Figure data in JSON
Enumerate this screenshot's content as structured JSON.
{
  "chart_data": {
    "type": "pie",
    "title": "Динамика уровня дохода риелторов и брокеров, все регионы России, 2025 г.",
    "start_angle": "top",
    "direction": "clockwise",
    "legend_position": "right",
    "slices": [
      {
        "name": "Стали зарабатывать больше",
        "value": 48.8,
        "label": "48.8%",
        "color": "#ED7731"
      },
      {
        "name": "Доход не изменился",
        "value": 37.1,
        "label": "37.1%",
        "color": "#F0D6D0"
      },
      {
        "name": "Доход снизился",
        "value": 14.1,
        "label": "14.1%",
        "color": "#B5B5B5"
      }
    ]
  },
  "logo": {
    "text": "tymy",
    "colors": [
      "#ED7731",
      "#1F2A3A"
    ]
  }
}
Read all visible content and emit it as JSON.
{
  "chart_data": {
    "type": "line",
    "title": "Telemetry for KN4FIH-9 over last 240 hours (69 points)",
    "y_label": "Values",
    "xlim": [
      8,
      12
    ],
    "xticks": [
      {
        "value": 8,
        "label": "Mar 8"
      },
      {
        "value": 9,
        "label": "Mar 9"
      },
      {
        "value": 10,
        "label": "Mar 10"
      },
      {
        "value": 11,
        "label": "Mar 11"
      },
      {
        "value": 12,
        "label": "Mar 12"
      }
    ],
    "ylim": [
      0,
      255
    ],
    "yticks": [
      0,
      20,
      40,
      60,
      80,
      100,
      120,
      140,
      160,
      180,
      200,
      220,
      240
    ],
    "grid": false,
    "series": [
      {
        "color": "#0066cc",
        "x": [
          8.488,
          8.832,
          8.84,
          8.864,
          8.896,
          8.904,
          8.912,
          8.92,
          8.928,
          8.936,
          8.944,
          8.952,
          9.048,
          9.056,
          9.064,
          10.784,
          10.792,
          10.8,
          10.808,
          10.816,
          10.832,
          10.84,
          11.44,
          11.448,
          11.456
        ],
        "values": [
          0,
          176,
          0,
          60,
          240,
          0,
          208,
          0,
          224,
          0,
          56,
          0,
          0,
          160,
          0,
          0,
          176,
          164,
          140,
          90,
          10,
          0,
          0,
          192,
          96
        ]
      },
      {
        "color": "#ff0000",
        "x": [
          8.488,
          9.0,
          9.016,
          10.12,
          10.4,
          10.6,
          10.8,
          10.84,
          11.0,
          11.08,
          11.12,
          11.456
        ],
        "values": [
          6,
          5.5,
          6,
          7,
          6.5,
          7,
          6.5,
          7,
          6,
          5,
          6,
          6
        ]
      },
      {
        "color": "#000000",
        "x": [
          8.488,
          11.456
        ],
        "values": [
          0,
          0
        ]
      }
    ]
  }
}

Set task
Above are the records. Identify each line that contains the word "content".

Solution to this exercise
Enumerate this screenshot's content as structured JSON.
Read all visible content and emit it as JSON.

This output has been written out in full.